WRITTEN PROBLEM
Please write out exactly the lines that begin at the line containing "Transcribe this image's" and run to the end of the records.

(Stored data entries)
=======

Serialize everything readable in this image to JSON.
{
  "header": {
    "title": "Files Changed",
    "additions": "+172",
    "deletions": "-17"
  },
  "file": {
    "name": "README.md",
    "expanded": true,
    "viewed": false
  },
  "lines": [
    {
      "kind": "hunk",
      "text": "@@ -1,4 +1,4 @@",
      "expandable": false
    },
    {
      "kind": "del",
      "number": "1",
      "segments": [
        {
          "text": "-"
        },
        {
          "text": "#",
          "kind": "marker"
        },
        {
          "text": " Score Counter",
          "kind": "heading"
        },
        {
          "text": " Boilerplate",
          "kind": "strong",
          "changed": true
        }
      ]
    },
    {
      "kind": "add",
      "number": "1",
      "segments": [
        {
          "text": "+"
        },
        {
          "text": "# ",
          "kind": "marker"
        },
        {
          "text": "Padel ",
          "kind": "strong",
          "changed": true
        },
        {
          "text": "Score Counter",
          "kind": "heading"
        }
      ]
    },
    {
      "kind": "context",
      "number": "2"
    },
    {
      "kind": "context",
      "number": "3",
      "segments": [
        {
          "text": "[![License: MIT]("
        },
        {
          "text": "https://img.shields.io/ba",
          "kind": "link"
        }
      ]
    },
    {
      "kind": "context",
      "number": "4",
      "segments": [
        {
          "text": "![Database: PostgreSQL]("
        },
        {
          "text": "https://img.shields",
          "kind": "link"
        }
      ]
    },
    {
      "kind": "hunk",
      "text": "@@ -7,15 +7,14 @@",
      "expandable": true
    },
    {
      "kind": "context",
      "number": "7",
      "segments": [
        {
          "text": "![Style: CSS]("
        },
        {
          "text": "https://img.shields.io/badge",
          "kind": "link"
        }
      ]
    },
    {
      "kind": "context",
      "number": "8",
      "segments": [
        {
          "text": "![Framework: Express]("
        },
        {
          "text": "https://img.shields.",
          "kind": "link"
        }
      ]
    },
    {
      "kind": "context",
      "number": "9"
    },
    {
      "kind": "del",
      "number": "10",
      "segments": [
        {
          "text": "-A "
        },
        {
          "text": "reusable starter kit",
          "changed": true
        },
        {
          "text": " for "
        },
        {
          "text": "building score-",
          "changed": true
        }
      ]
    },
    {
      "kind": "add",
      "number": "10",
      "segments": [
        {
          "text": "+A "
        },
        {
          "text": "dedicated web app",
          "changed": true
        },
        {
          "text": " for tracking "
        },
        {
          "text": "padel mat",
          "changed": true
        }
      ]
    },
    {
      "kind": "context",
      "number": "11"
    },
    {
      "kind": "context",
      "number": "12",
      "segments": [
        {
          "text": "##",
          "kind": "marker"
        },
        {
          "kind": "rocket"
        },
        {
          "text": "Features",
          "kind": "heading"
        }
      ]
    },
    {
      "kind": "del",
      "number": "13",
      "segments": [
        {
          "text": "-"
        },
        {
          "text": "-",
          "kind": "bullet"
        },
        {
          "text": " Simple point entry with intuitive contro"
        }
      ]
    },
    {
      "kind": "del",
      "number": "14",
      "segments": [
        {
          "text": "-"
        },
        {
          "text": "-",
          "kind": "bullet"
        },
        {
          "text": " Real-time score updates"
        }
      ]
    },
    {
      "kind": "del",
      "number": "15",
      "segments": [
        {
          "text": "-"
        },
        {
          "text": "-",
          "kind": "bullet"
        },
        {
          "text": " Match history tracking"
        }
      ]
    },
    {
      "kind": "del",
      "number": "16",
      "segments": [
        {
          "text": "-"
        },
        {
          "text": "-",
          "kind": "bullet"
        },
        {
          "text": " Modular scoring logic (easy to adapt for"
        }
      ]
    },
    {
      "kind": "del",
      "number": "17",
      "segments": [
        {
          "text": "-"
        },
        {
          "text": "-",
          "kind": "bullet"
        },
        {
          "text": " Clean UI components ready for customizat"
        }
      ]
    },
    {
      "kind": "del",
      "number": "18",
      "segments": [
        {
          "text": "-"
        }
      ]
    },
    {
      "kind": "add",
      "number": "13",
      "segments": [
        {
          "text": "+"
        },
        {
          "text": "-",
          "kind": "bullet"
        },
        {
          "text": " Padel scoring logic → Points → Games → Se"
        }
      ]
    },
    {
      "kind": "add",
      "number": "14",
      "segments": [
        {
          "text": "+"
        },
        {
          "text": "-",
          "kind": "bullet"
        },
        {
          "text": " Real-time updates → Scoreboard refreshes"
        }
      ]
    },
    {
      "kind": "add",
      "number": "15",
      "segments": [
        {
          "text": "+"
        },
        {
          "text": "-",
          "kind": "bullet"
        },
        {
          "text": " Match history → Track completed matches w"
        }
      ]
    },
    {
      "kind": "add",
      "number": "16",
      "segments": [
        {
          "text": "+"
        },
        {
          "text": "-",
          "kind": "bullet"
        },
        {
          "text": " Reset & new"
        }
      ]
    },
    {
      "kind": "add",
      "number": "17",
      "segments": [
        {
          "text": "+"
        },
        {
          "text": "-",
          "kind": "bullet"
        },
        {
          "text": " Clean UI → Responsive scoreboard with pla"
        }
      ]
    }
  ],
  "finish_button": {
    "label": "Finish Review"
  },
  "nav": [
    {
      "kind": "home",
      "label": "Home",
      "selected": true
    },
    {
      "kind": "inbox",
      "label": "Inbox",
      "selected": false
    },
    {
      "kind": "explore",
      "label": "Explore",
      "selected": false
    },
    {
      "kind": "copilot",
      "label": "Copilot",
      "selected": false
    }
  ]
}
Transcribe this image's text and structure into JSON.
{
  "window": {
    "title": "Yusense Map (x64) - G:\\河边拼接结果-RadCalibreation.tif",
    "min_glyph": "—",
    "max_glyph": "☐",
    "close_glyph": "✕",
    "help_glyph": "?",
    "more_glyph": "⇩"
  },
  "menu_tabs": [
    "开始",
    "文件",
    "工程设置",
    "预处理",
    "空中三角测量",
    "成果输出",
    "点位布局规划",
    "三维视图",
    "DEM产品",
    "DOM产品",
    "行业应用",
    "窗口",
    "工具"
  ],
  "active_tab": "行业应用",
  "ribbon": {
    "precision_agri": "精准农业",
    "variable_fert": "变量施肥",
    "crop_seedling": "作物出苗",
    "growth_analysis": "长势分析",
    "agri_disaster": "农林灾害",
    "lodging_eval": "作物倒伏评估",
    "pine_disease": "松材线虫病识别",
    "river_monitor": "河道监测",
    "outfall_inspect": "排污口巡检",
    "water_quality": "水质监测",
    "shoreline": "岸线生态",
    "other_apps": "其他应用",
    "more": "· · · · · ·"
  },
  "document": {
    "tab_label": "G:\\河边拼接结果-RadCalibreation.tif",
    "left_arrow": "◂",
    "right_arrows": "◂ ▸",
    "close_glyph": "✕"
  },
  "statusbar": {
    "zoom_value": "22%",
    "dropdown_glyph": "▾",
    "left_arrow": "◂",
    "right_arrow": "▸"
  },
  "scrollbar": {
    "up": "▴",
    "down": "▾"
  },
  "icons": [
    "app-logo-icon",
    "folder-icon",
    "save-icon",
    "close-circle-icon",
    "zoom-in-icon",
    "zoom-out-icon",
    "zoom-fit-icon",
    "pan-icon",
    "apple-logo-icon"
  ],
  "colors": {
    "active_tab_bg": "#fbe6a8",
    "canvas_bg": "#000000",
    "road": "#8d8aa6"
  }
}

=======

CORRECT RESPONSE
Transcribe this image's text and structure into JSON.
{
  "window": {
    "title": "Yusense Map (x64) - G:\\河边拼接结果-RadCalibreation.tif",
    "min_glyph": "—",
    "max_glyph": "☐",
    "close_glyph": "✕",
    "help_glyph": "?",
    "more_glyph": "⇩"
  },
  "menu_tabs": [
    "开始",
    "文件",
    "工程设置",
    "预处理",
    "空中三角测量",
    "成果输出",
    "点位布局规划",
    "三维视图",
    "DEM产品",
    "DOM产品",
    "行业应用",
    "窗口",
    "工具"
  ],
  "active_tab": "行业应用",
  "ribbon": {
    "precision_agri": "精准农业",
    "variable_fert": "变量施肥",
    "crop_seedling": "作物出苗",
    "growth_analysis": "长势分析",
    "agri_disaster": "农林灾害",
    "lodging_eval": "作物倒伏评估",
    "pine_disease": "松材线虫病识别",
    "river_monitor": "河道监测",
    "outfall_inspect": "排污口巡检",
    "water_quality": "水质监测",
    "shoreline": "岸线生态",
    "other_apps": "其他应用",
    "more": "· · · · · ·"
  },
  "document": {
    "tab_label": "G:\\河边拼接结果-RadCalibreation.tif",
    "left_arrow": "◂",
    "right_arrows": "◂ ▸",
    "close_glyph": "✕"
  },
  "statusbar": {
    "zoom_value": "22%",
    "dropdown_glyph": "▾",
    "left_arrow": "◂",
    "right_arrow": "▸"
  },
  "scrollbar": {
    "up": "▴",
    "down": "▾"
  },
  "icons": [
    "app-logo-icon",
    "folder-icon",
    "save-icon",
    "close-circle-icon",
    "zoom-in-icon",
    "zoom-out-icon",
    "zoom-fit-icon",
    "pan-icon",
    "apple-logo-icon"
  ],
  "colors": {
    "active_tab_bg": "#fbe6a8",
    "canvas_bg": "#000000",
    "road": "#8d8aa6"
  }
}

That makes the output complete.